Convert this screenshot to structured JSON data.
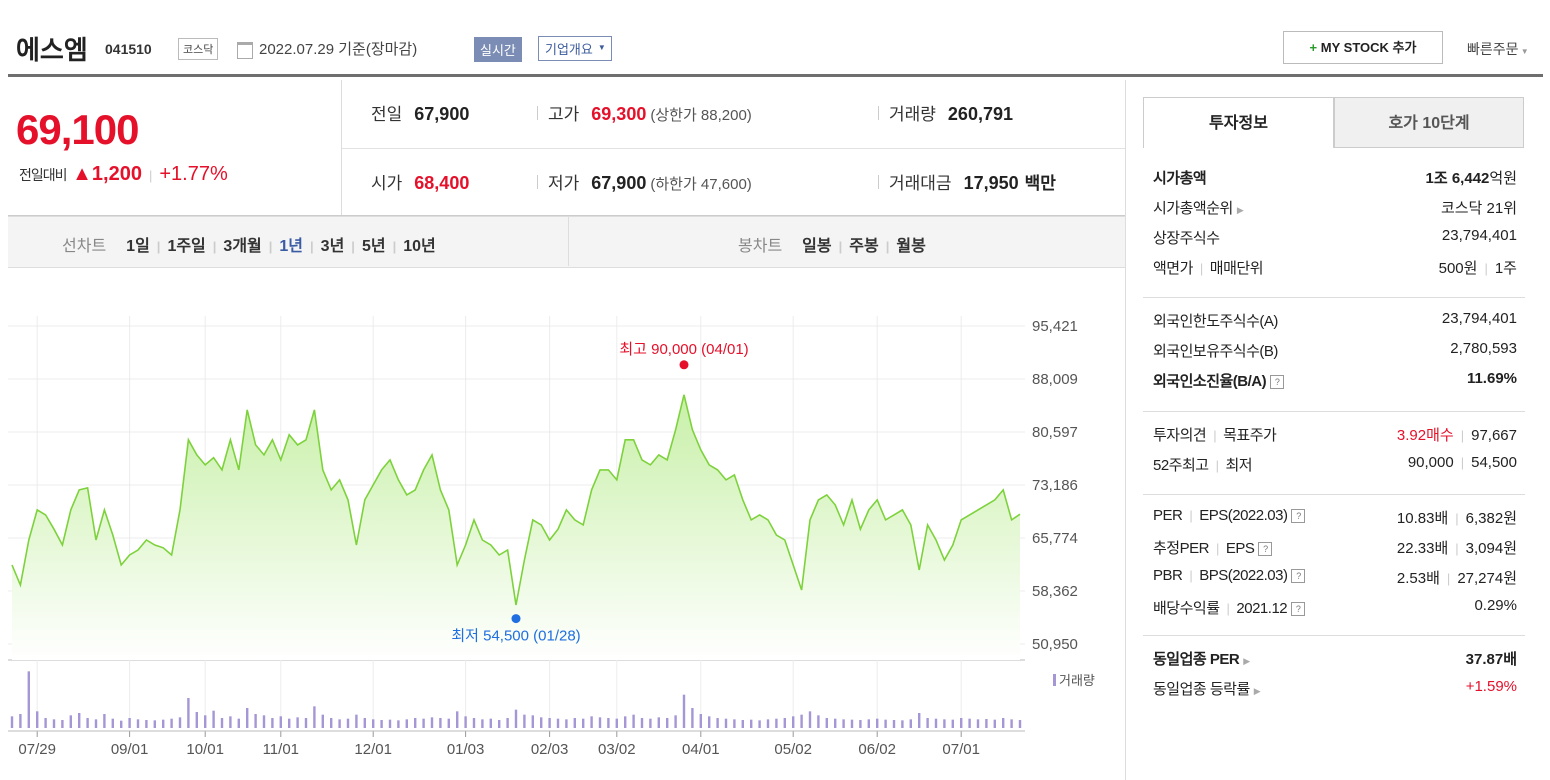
{
  "header": {
    "name": "에스엠",
    "code": "041510",
    "market": "코스닥",
    "date": "2022.07.29 기준(장마감)",
    "badge_realtime": "실시간",
    "badge_company": "기업개요",
    "my_stock": "MY STOCK 추가",
    "quick_order": "빠른주문"
  },
  "quote": {
    "price": "69,100",
    "change_label": "전일대비",
    "change": "1,200",
    "change_pct": "+1.77%",
    "fields": [
      {
        "label": "전일",
        "value": "67,900"
      },
      {
        "label": "고가",
        "value": "69,300",
        "note": "(상한가 88,200)",
        "red": true
      },
      {
        "label": "거래량",
        "value": "260,791"
      },
      {
        "label": "시가",
        "value": "68,400",
        "red": true
      },
      {
        "label": "저가",
        "value": "67,900",
        "note": "(하한가 47,600)"
      },
      {
        "label": "거래대금",
        "value": "17,950",
        "unit": "백만"
      }
    ]
  },
  "tabs": {
    "line_label": "선차트",
    "line_periods": [
      "1일",
      "1주일",
      "3개월",
      "1년",
      "3년",
      "5년",
      "10년"
    ],
    "active_period": 3,
    "candle_label": "봉차트",
    "candle_periods": [
      "일봉",
      "주봉",
      "월봉"
    ]
  },
  "side": {
    "tabs": [
      "투자정보",
      "호가 10단계"
    ],
    "active_tab": 0,
    "groups": [
      [
        {
          "label": [
            {
              "text": "시가총액",
              "bold": true
            }
          ],
          "value": [
            {
              "text": "1조 6,442",
              "bold": true
            },
            {
              "text": "억원",
              "join": true
            }
          ]
        },
        {
          "label": [
            {
              "text": "시가총액순위",
              "arrow": true
            }
          ],
          "value": [
            {
              "text": "코스닥 21위"
            }
          ]
        },
        {
          "label": [
            {
              "text": "상장주식수"
            }
          ],
          "value": [
            {
              "text": "23,794,401"
            }
          ]
        },
        {
          "label": [
            {
              "text": "액면가"
            },
            {
              "text": "매매단위"
            }
          ],
          "value": [
            {
              "text": "500원"
            },
            {
              "text": "1주"
            }
          ]
        }
      ],
      [
        {
          "label": [
            {
              "text": "외국인한도주식수(A)"
            }
          ],
          "value": [
            {
              "text": "23,794,401"
            }
          ]
        },
        {
          "label": [
            {
              "text": "외국인보유주식수(B)"
            }
          ],
          "value": [
            {
              "text": "2,780,593"
            }
          ]
        },
        {
          "label": [
            {
              "text": "외국인소진율(B/A)",
              "bold": true,
              "help": true
            }
          ],
          "value": [
            {
              "text": "11.69%",
              "bold": true
            }
          ]
        }
      ],
      [
        {
          "label": [
            {
              "text": "투자의견"
            },
            {
              "text": "목표주가"
            }
          ],
          "value": [
            {
              "text": "3.92매수",
              "red": true
            },
            {
              "text": "97,667"
            }
          ]
        },
        {
          "label": [
            {
              "text": "52주최고"
            },
            {
              "text": "최저"
            }
          ],
          "value": [
            {
              "text": "90,000"
            },
            {
              "text": "54,500"
            }
          ]
        }
      ],
      [
        {
          "label": [
            {
              "text": "PER"
            },
            {
              "text": "EPS(2022.03)",
              "help": true
            }
          ],
          "value": [
            {
              "text": "10.83배"
            },
            {
              "text": "6,382원"
            }
          ]
        },
        {
          "label": [
            {
              "text": "추정PER"
            },
            {
              "text": "EPS",
              "help": true
            }
          ],
          "value": [
            {
              "text": "22.33배"
            },
            {
              "text": "3,094원"
            }
          ]
        },
        {
          "label": [
            {
              "text": "PBR"
            },
            {
              "text": "BPS(2022.03)",
              "help": true
            }
          ],
          "value": [
            {
              "text": "2.53배"
            },
            {
              "text": "27,274원"
            }
          ]
        },
        {
          "label": [
            {
              "text": "배당수익률"
            },
            {
              "text": "2021.12",
              "help": true
            }
          ],
          "value": [
            {
              "text": "0.29%"
            }
          ]
        }
      ],
      [
        {
          "label": [
            {
              "text": "동일업종 PER",
              "bold": true,
              "arrow": true
            }
          ],
          "value": [
            {
              "text": "37.87배",
              "bold": true
            }
          ]
        },
        {
          "label": [
            {
              "text": "동일업종 등락률",
              "arrow": true
            }
          ],
          "value": [
            {
              "text": "+1.59%",
              "red": true
            }
          ]
        }
      ]
    ]
  },
  "chart_data": {
    "type": "line",
    "grid": true,
    "categories": [
      null,
      null,
      null,
      "07/29",
      null,
      null,
      null,
      null,
      null,
      null,
      null,
      null,
      null,
      null,
      "09/01",
      null,
      null,
      null,
      null,
      null,
      null,
      null,
      null,
      "10/01",
      null,
      null,
      null,
      null,
      null,
      null,
      null,
      null,
      "11/01",
      null,
      null,
      null,
      null,
      null,
      null,
      null,
      null,
      null,
      null,
      "12/01",
      null,
      null,
      null,
      null,
      null,
      null,
      null,
      null,
      null,
      null,
      "01/03",
      null,
      null,
      null,
      null,
      null,
      null,
      null,
      null,
      null,
      "02/03",
      null,
      null,
      null,
      null,
      null,
      null,
      null,
      "03/02",
      null,
      null,
      null,
      null,
      null,
      null,
      null,
      null,
      null,
      "04/01",
      null,
      null,
      null,
      null,
      null,
      null,
      null,
      null,
      null,
      null,
      "05/02",
      null,
      null,
      null,
      null,
      null,
      null,
      null,
      null,
      null,
      "06/02",
      null,
      null,
      null,
      null,
      null,
      null,
      null,
      null,
      null,
      "07/01",
      null,
      null,
      null,
      null,
      null,
      null,
      null
    ],
    "series": [
      {
        "color": "#7dd23c",
        "values": [
          62000,
          59200,
          65500,
          69700,
          69000,
          67000,
          64800,
          69700,
          72500,
          72800,
          65500,
          69700,
          66200,
          62000,
          63400,
          64100,
          65500,
          64800,
          64400,
          63400,
          69700,
          79500,
          77400,
          76000,
          77000,
          75300,
          79500,
          75300,
          83700,
          78800,
          77400,
          79500,
          76700,
          80200,
          78800,
          79500,
          83700,
          75300,
          72500,
          73900,
          71100,
          64800,
          71100,
          73200,
          75300,
          76700,
          73900,
          71800,
          72500,
          75300,
          77400,
          72500,
          69700,
          62000,
          64800,
          68300,
          65500,
          64800,
          63400,
          64100,
          56400,
          62700,
          68300,
          67600,
          65500,
          67000,
          69700,
          68300,
          67600,
          72500,
          75300,
          75300,
          73900,
          79500,
          79500,
          76700,
          76000,
          77400,
          76700,
          80900,
          85800,
          80900,
          78100,
          76000,
          75300,
          73900,
          74600,
          71100,
          68300,
          69000,
          68300,
          66200,
          65500,
          62000,
          58500,
          68300,
          71100,
          71800,
          70400,
          67600,
          71100,
          67000,
          69700,
          71100,
          68300,
          69000,
          69700,
          67600,
          61300,
          67600,
          65500,
          62700,
          64800,
          68300,
          69000,
          69700,
          70400,
          71100,
          72500,
          68300,
          69100
        ]
      },
      {
        "name": "거래량",
        "color": "#a596d6",
        "axis": "y2",
        "values": [
          350000,
          420000,
          1700000,
          500000,
          300000,
          260000,
          240000,
          380000,
          450000,
          300000,
          260000,
          420000,
          280000,
          220000,
          300000,
          260000,
          240000,
          230000,
          250000,
          280000,
          320000,
          900000,
          480000,
          380000,
          520000,
          300000,
          350000,
          280000,
          600000,
          420000,
          380000,
          300000,
          350000,
          280000,
          320000,
          300000,
          650000,
          400000,
          300000,
          260000,
          280000,
          400000,
          300000,
          260000,
          240000,
          250000,
          230000,
          260000,
          300000,
          280000,
          320000,
          300000,
          280000,
          500000,
          350000,
          300000,
          260000,
          280000,
          240000,
          300000,
          550000,
          400000,
          380000,
          320000,
          300000,
          280000,
          260000,
          300000,
          280000,
          350000,
          320000,
          300000,
          280000,
          350000,
          400000,
          300000,
          280000,
          320000,
          300000,
          380000,
          1000000,
          600000,
          420000,
          350000,
          300000,
          280000,
          260000,
          240000,
          250000,
          230000,
          260000,
          280000,
          300000,
          350000,
          400000,
          500000,
          380000,
          300000,
          280000,
          260000,
          250000,
          240000,
          260000,
          280000,
          250000,
          240000,
          230000,
          260000,
          450000,
          300000,
          280000,
          260000,
          250000,
          300000,
          280000,
          260000,
          270000,
          250000,
          300000,
          260000,
          240000
        ]
      }
    ],
    "ylim": [
      50950,
      95421
    ],
    "yticks": [
      {
        "value": 50950,
        "label": "50,950"
      },
      {
        "value": 58362,
        "label": "58,362"
      },
      {
        "value": 65774,
        "label": "65,774"
      },
      {
        "value": 73186,
        "label": "73,186"
      },
      {
        "value": 80597,
        "label": "80,597"
      },
      {
        "value": 88009,
        "label": "88,009"
      },
      {
        "value": 95421,
        "label": "95,421"
      }
    ],
    "y2lim": [
      0,
      1800000
    ],
    "annotations": [
      {
        "text": "최고 90,000 (04/01)",
        "value": 90000,
        "color": "#e5102a"
      },
      {
        "text": "최저 54,500 (01/28)",
        "value": 54500,
        "color": "#1f6fe0"
      }
    ]
  }
}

········

To be done: Using the records above, copy every line that has the word "color" in it.

Expected answer:
        "color": "#7dd23c",
        "color": "#a596d6",
        "color": "#e5102a"
        "color": "#1f6fe0"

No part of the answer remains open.